Encontrámo-nos muitas vezes. Em Alpiarça, na Reforma Agrária, no Mochão do Inglês,nas Festas do Avante, etc. Sempre na luta.
A última, salvo erro,na última grande manifestação.
Tinha respeito e uma enorme admiração por ele, sempre com aquele ar sereno,firme e confiante Até sempre camarada.A luta continúa.
Carlos Vale
E que belas palavras tu dedicas a um amigo e camarada, e que bem as mereceu...
Ricardo
Texto bonito, este!!!
Abraço.
Até sempre camarada Brasileiro, sempre foste um amigo.
As palavras do Sérgio são um belo retrato do muito que Álvaro Brasileiro, na sua calma, sempre representou.
Foi e será sempre uma referencia.
Luis Alberto
O meu abraço solidário, querido amigo. Enquanto estamos nós, os que deles temos memória e afectos, eles seguem connosco nas lutas todas. Sim, eles vão sempre ao nosso lado!

TAREFAS >>
1 – Reproduza, do texto sobre Álvaro Brasileiro, o trecho que vai de "Encontrámo-nos muitas vezes." até "ao nosso lado!".
2 – No texto sobre Álvaro Brasileiro, que locais são indicados como sítios onde houve encontros frequentes?
A listagem que se segue constitui material à parte, independente do texto sobre Álvaro Brasileiro.

MATERIAL >>
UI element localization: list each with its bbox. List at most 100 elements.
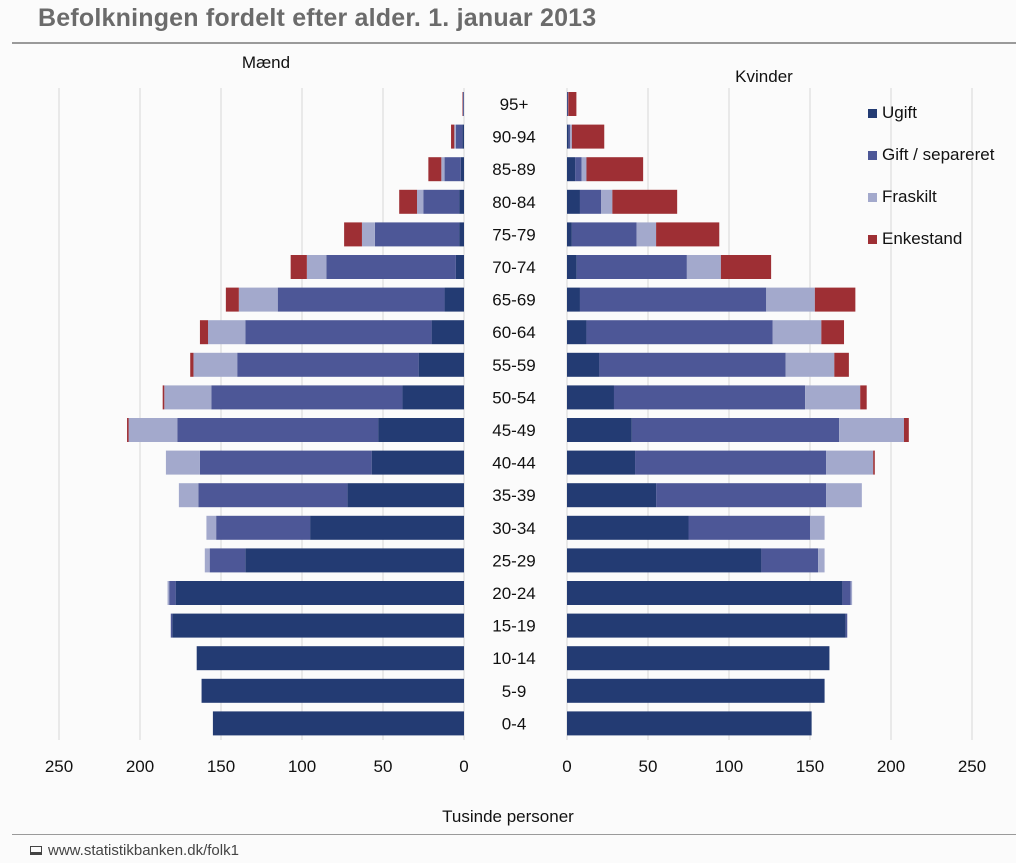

RESPOSTAS >>
1 –
Encontrámo-nos muitas vezes. Em Alpiarça, na Reforma Agrária, no Mochão do Inglês,nas Festas do Avante, etc. Sempre na luta.
A última, salvo erro,na última grande manifestação.
Tinha respeito e uma enorme admiração por ele, sempre com aquele ar sereno,firme e confiante Até sempre camarada.A luta continúa.
Carlos Vale
E que belas palavras tu dedicas a um amigo e camarada, e que bem as mereceu...
Ricardo
Texto bonito, este!!!
Abraço.
Até sempre camarada Brasileiro, sempre foste um amigo.
As palavras do Sérgio são um belo retrato do muito que Álvaro Brasileiro, na sua calma, sempre representou.
Foi e será sempre uma referencia.
Luis Alberto
O meu abraço solidário, querido amigo. Enquanto estamos nós, os que deles temos memória e afectos, eles seguem connosco nas lutas todas. Sim, eles vão sempre ao nosso lado!

2 – Alpiarça, a Reforma Agrária, o Mochão do Inglês e as Festas do Avante.